===== Dataset rows =====

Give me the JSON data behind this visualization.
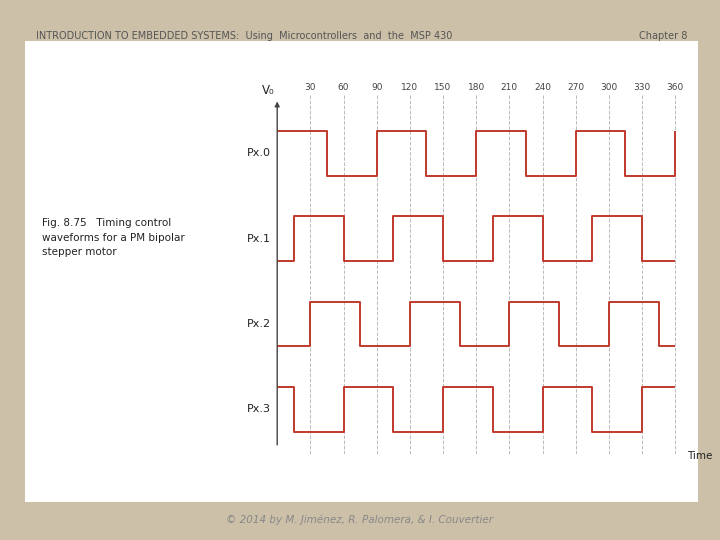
{
  "bg_color": "#ccc0a8",
  "card_color": "#ffffff",
  "header_text": "INTRODUCTION TO EMBEDDED SYSTEMS:  Using  Microcontrollers  and  the  MSP 430",
  "header_right": "Chapter 8",
  "footer_text": "© 2014 by M. Jiménez, R. Palomera, & I. Couvertier",
  "fig_caption": "Fig. 8.75   Timing control\nwaveforms for a PM bipolar\nstepper motor",
  "waveform_color": "#c0392b",
  "grid_color": "#bbbbbb",
  "axis_color": "#444444",
  "tick_labels": [
    30,
    60,
    90,
    120,
    150,
    180,
    210,
    240,
    270,
    300,
    330,
    360
  ],
  "channel_labels": [
    "Px.0",
    "Px.1",
    "Px.2",
    "Px.3"
  ],
  "ylabel": "V₀",
  "xlabel": "Time",
  "waveforms": {
    "Px.0": [
      1,
      1,
      1,
      0,
      0,
      0,
      1,
      1,
      1,
      0,
      0,
      0,
      1,
      1,
      1,
      0,
      0,
      0,
      1,
      1,
      1,
      0,
      0,
      0,
      1
    ],
    "Px.1": [
      0,
      1,
      1,
      1,
      0,
      0,
      0,
      1,
      1,
      1,
      0,
      0,
      0,
      1,
      1,
      1,
      0,
      0,
      0,
      1,
      1,
      1,
      0,
      0,
      0
    ],
    "Px.2": [
      0,
      0,
      1,
      1,
      1,
      0,
      0,
      0,
      1,
      1,
      1,
      0,
      0,
      0,
      1,
      1,
      1,
      0,
      0,
      0,
      1,
      1,
      1,
      0,
      0
    ],
    "Px.3": [
      1,
      0,
      0,
      0,
      1,
      1,
      1,
      0,
      0,
      0,
      1,
      1,
      1,
      0,
      0,
      0,
      1,
      1,
      1,
      0,
      0,
      0,
      1,
      1,
      1
    ]
  },
  "step_size": 15
}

=====

What to produce:
Write the lines above out again exactly, without any of their pictures.

Result of the task:
Give me the JSON data behind this visualization.
{
  "bg_color": "#ccc0a8",
  "card_color": "#ffffff",
  "header_text": "INTRODUCTION TO EMBEDDED SYSTEMS:  Using  Microcontrollers  and  the  MSP 430",
  "header_right": "Chapter 8",
  "footer_text": "© 2014 by M. Jiménez, R. Palomera, & I. Couvertier",
  "fig_caption": "Fig. 8.75   Timing control\nwaveforms for a PM bipolar\nstepper motor",
  "waveform_color": "#c0392b",
  "grid_color": "#bbbbbb",
  "axis_color": "#444444",
  "tick_labels": [
    30,
    60,
    90,
    120,
    150,
    180,
    210,
    240,
    270,
    300,
    330,
    360
  ],
  "channel_labels": [
    "Px.0",
    "Px.1",
    "Px.2",
    "Px.3"
  ],
  "ylabel": "V₀",
  "xlabel": "Time",
  "waveforms": {
    "Px.0": [
      1,
      1,
      1,
      0,
      0,
      0,
      1,
      1,
      1,
      0,
      0,
      0,
      1,
      1,
      1,
      0,
      0,
      0,
      1,
      1,
      1,
      0,
      0,
      0,
      1
    ],
    "Px.1": [
      0,
      1,
      1,
      1,
      0,
      0,
      0,
      1,
      1,
      1,
      0,
      0,
      0,
      1,
      1,
      1,
      0,
      0,
      0,
      1,
      1,
      1,
      0,
      0,
      0
    ],
    "Px.2": [
      0,
      0,
      1,
      1,
      1,
      0,
      0,
      0,
      1,
      1,
      1,
      0,
      0,
      0,
      1,
      1,
      1,
      0,
      0,
      0,
      1,
      1,
      1,
      0,
      0
    ],
    "Px.3": [
      1,
      0,
      0,
      0,
      1,
      1,
      1,
      0,
      0,
      0,
      1,
      1,
      1,
      0,
      0,
      0,
      1,
      1,
      1,
      0,
      0,
      0,
      1,
      1,
      1
    ]
  },
  "step_size": 15
}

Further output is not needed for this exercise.